### OBJECTIVE
Reproduce the records below exactly, leaving out any pictures.

### MATERIAL SUPPLIED
• • • •

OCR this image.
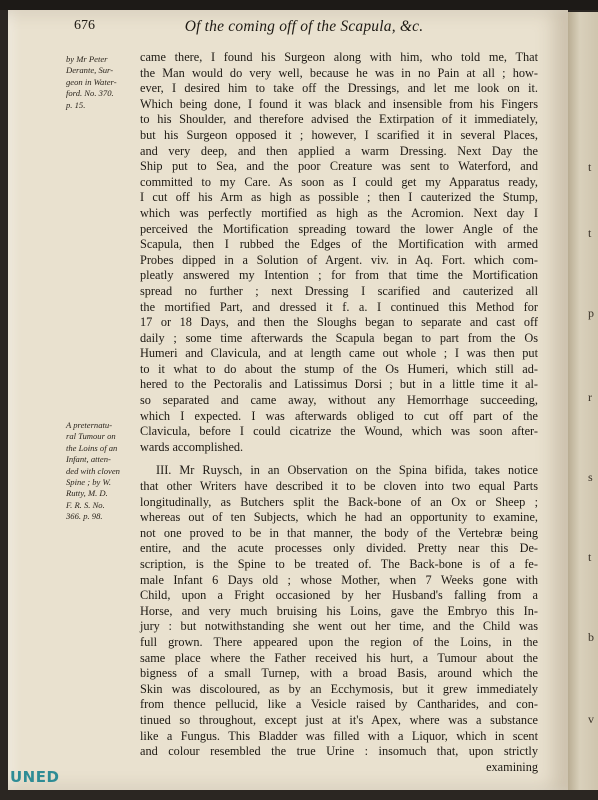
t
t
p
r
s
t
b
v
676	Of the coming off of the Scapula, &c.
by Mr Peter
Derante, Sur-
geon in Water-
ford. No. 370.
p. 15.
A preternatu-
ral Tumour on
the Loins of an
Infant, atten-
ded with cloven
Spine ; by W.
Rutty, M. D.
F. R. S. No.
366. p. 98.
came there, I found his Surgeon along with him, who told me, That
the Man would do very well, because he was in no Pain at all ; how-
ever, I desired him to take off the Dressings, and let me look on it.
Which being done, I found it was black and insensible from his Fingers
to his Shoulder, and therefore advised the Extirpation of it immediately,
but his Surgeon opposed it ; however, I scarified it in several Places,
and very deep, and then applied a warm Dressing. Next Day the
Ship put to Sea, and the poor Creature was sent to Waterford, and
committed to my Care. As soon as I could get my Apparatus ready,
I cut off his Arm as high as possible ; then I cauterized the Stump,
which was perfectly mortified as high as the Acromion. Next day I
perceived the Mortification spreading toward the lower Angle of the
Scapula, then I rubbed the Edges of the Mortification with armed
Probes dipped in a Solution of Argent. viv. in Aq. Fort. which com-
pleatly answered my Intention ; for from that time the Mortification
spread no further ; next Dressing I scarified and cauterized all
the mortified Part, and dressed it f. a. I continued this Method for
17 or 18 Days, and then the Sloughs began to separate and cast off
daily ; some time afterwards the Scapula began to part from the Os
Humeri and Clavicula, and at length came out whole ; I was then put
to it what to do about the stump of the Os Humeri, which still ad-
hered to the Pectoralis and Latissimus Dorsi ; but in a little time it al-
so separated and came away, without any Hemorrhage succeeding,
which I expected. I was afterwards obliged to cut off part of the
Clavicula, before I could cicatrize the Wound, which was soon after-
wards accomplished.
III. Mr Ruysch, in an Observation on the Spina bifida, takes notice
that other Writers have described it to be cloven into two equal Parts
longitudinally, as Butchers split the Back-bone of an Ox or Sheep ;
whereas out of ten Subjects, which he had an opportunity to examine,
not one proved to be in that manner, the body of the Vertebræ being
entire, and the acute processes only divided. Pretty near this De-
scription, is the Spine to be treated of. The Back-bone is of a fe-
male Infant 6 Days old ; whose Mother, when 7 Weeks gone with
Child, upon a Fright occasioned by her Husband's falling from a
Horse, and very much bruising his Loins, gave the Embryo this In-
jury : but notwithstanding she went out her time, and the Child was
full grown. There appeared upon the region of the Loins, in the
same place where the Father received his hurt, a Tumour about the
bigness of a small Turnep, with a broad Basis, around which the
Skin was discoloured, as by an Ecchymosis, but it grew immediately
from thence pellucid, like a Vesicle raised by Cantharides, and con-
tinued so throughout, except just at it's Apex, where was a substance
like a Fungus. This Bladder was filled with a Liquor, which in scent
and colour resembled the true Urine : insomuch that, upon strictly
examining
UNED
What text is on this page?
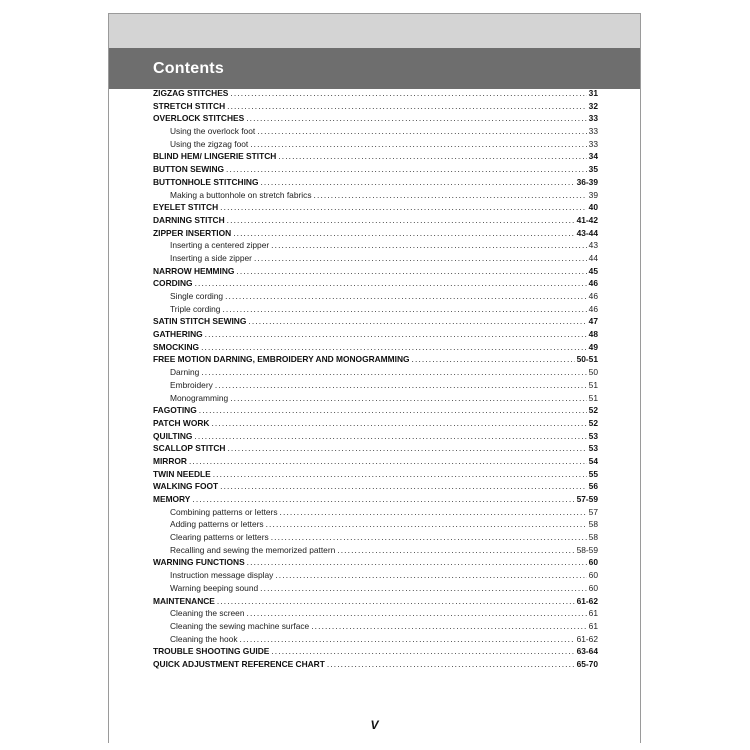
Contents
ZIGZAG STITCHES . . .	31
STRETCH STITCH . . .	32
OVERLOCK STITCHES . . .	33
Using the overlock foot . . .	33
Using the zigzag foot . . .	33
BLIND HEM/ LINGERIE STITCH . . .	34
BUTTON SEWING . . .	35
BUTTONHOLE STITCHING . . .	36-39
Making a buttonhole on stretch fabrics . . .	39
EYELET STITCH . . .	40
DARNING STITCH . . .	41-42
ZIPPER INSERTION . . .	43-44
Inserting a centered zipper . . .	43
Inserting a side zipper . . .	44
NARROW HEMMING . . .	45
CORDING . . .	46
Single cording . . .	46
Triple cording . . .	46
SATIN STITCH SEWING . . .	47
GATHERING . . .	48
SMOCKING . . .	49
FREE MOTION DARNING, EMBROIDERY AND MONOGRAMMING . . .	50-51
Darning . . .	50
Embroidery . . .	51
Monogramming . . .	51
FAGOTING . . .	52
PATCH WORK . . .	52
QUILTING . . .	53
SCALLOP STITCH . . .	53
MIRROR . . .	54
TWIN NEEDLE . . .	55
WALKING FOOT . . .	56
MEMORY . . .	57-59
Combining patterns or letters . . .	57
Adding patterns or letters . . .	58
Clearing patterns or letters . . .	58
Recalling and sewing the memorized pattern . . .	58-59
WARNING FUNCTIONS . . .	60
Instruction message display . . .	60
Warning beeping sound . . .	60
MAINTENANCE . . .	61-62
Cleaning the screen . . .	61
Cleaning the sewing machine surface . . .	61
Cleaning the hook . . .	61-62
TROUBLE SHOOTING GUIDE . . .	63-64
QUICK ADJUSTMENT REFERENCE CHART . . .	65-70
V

• • • •

### TASK ANSWER
OCR this image.
t
t
p
r
s
t
b
v
676	Of the coming off of the Scapula, &c.
by Mr Peter
Derante, Sur-
geon in Water-
ford. No. 370.
p. 15.
A preternatu-
ral Tumour on
the Loins of an
Infant, atten-
ded with cloven
Spine ; by W.
Rutty, M. D.
F. R. S. No.
366. p. 98.
came there, I found his Surgeon along with him, who told me, That
the Man would do very well, because he was in no Pain at all ; how-
ever, I desired him to take off the Dressings, and let me look on it.
Which being done, I found it was black and insensible from his Fingers
to his Shoulder, and therefore advised the Extirpation of it immediately,
but his Surgeon opposed it ; however, I scarified it in several Places,
and very deep, and then applied a warm Dressing. Next Day the
Ship put to Sea, and the poor Creature was sent to Waterford, and
committed to my Care. As soon as I could get my Apparatus ready,
I cut off his Arm as high as possible ; then I cauterized the Stump,
which was perfectly mortified as high as the Acromion. Next day I
perceived the Mortification spreading toward the lower Angle of the
Scapula, then I rubbed the Edges of the Mortification with armed
Probes dipped in a Solution of Argent. viv. in Aq. Fort. which com-
pleatly answered my Intention ; for from that time the Mortification
spread no further ; next Dressing I scarified and cauterized all
the mortified Part, and dressed it f. a. I continued this Method for
17 or 18 Days, and then the Sloughs began to separate and cast off
daily ; some time afterwards the Scapula began to part from the Os
Humeri and Clavicula, and at length came out whole ; I was then put
to it what to do about the stump of the Os Humeri, which still ad-
hered to the Pectoralis and Latissimus Dorsi ; but in a little time it al-
so separated and came away, without any Hemorrhage succeeding,
which I expected. I was afterwards obliged to cut off part of the
Clavicula, before I could cicatrize the Wound, which was soon after-
wards accomplished.
III. Mr Ruysch, in an Observation on the Spina bifida, takes notice
that other Writers have described it to be cloven into two equal Parts
longitudinally, as Butchers split the Back-bone of an Ox or Sheep ;
whereas out of ten Subjects, which he had an opportunity to examine,
not one proved to be in that manner, the body of the Vertebræ being
entire, and the acute processes only divided. Pretty near this De-
scription, is the Spine to be treated of. The Back-bone is of a fe-
male Infant 6 Days old ; whose Mother, when 7 Weeks gone with
Child, upon a Fright occasioned by her Husband's falling from a
Horse, and very much bruising his Loins, gave the Embryo this In-
jury : but notwithstanding she went out her time, and the Child was
full grown. There appeared upon the region of the Loins, in the
same place where the Father received his hurt, a Tumour about the
bigness of a small Turnep, with a broad Basis, around which the
Skin was discoloured, as by an Ecchymosis, but it grew immediately
from thence pellucid, like a Vesicle raised by Cantharides, and con-
tinued so throughout, except just at it's Apex, where was a substance
like a Fungus. This Bladder was filled with a Liquor, which in scent
and colour resembled the true Urine : insomuch that, upon strictly
examining
UNED
What text is on this page?
Contents
ZIGZAG STITCHES . . .	31
STRETCH STITCH . . .	32
OVERLOCK STITCHES . . .	33
Using the overlock foot . . .	33
Using the zigzag foot . . .	33
BLIND HEM/ LINGERIE STITCH . . .	34
BUTTON SEWING . . .	35
BUTTONHOLE STITCHING . . .	36-39
Making a buttonhole on stretch fabrics . . .	39
EYELET STITCH . . .	40
DARNING STITCH . . .	41-42
ZIPPER INSERTION . . .	43-44
Inserting a centered zipper . . .	43
Inserting a side zipper . . .	44
NARROW HEMMING . . .	45
CORDING . . .	46
Single cording . . .	46
Triple cording . . .	46
SATIN STITCH SEWING . . .	47
GATHERING . . .	48
SMOCKING . . .	49
FREE MOTION DARNING, EMBROIDERY AND MONOGRAMMING . . .	50-51
Darning . . .	50
Embroidery . . .	51
Monogramming . . .	51
FAGOTING . . .	52
PATCH WORK . . .	52
QUILTING . . .	53
SCALLOP STITCH . . .	53
MIRROR . . .	54
TWIN NEEDLE . . .	55
WALKING FOOT . . .	56
MEMORY . . .	57-59
Combining patterns or letters . . .	57
Adding patterns or letters . . .	58
Clearing patterns or letters . . .	58
Recalling and sewing the memorized pattern . . .	58-59
WARNING FUNCTIONS . . .	60
Instruction message display . . .	60
Warning beeping sound . . .	60
MAINTENANCE . . .	61-62
Cleaning the screen . . .	61
Cleaning the sewing machine surface . . .	61
Cleaning the hook . . .	61-62
TROUBLE SHOOTING GUIDE . . .	63-64
QUICK ADJUSTMENT REFERENCE CHART . . .	65-70
V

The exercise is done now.